## begin
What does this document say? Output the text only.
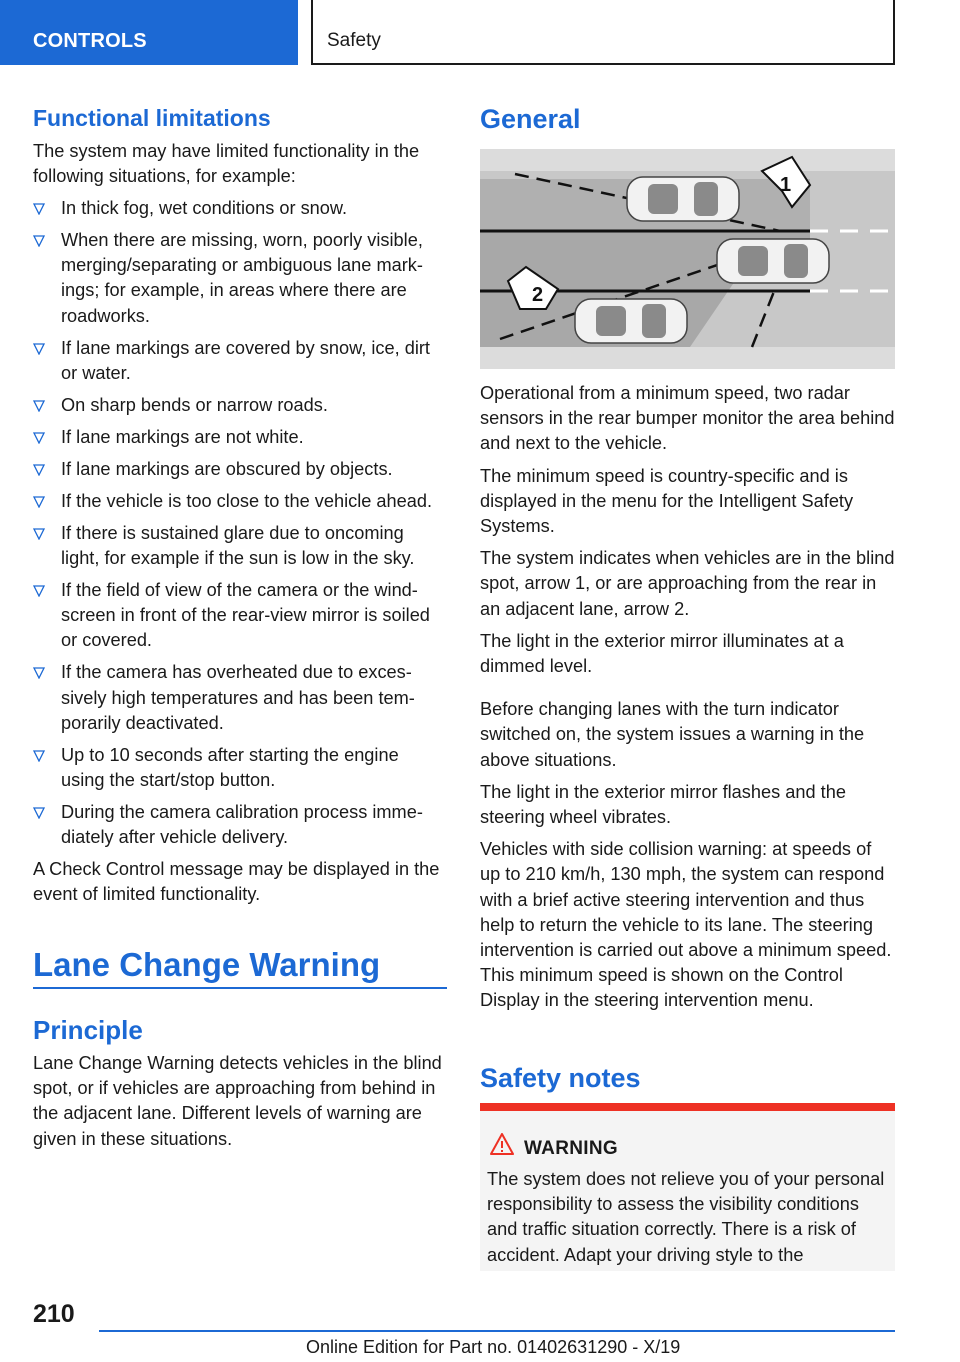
CONTROLS	Safety
Functional limitations

The system may have limited functionality in the following situations, for example:

In thick fog, wet conditions or snow.
When there are missing, worn, poorly visible, merging/separating or ambiguous lane markings; for example, in areas where there are roadworks.
If lane markings are covered by snow, ice, dirt or water.
On sharp bends or narrow roads.
If lane markings are not white.
If lane markings are obscured by objects.
If the vehicle is too close to the vehicle ahead.
If there is sustained glare due to oncoming light, for example if the sun is low in the sky.
If the field of view of the camera or the windscreen in front of the rear-view mirror is soiled or covered.
If the camera has overheated due to excessively high temperatures and has been temporarily deactivated.
Up to 10 seconds after starting the engine using the start/stop button.
During the camera calibration process immediately after vehicle delivery.

A Check Control message may be displayed in the event of limited functionality.

Lane Change Warning
Principle

Lane Change Warning detects vehicles in the blind spot, or if vehicles are approaching from behind in the adjacent lane. Different levels of warning are given in these situations.

General
1
2

Operational from a minimum speed, two radar sensors in the rear bumper monitor the area behind and next to the vehicle.

The minimum speed is country-specific and is displayed in the menu for the Intelligent Safety Systems.

The system indicates when vehicles are in the blind spot, arrow 1, or are approaching from the rear in an adjacent lane, arrow 2.

The light in the exterior mirror illuminates at a dimmed level.

Before changing lanes with the turn indicator switched on, the system issues a warning in the above situations.

The light in the exterior mirror flashes and the steering wheel vibrates.

Vehicles with side collision warning: at speeds of up to 210 km/h, 130 mph, the system can respond with a brief active steering intervention and thus help to return the vehicle to its lane. The steering intervention is carried out above a minimum speed. This minimum speed is shown on the Control Display in the steering intervention menu.

Safety notes
WARNING

The system does not relieve you of your personal responsibility to assess the visibility conditions and traffic situation correctly. There is a risk of accident. Adapt your driving style to the

210
Online Edition for Part no. 01402631290 - X/19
## end
AIM => Copy out all lines that carry the word "from".

SOLVED EXERCISE =>
Lane Change Warning detects vehicles in the blind spot, or if vehicles are approaching from behind in the adjacent lane. Different levels of warning are given in these situations.
Operational from a minimum speed, two radar sensors in the rear bumper monitor the area behind and next to the vehicle.
The system indicates when vehicles are in the blind spot, arrow 1, or are approaching from the rear in an adjacent lane, arrow 2.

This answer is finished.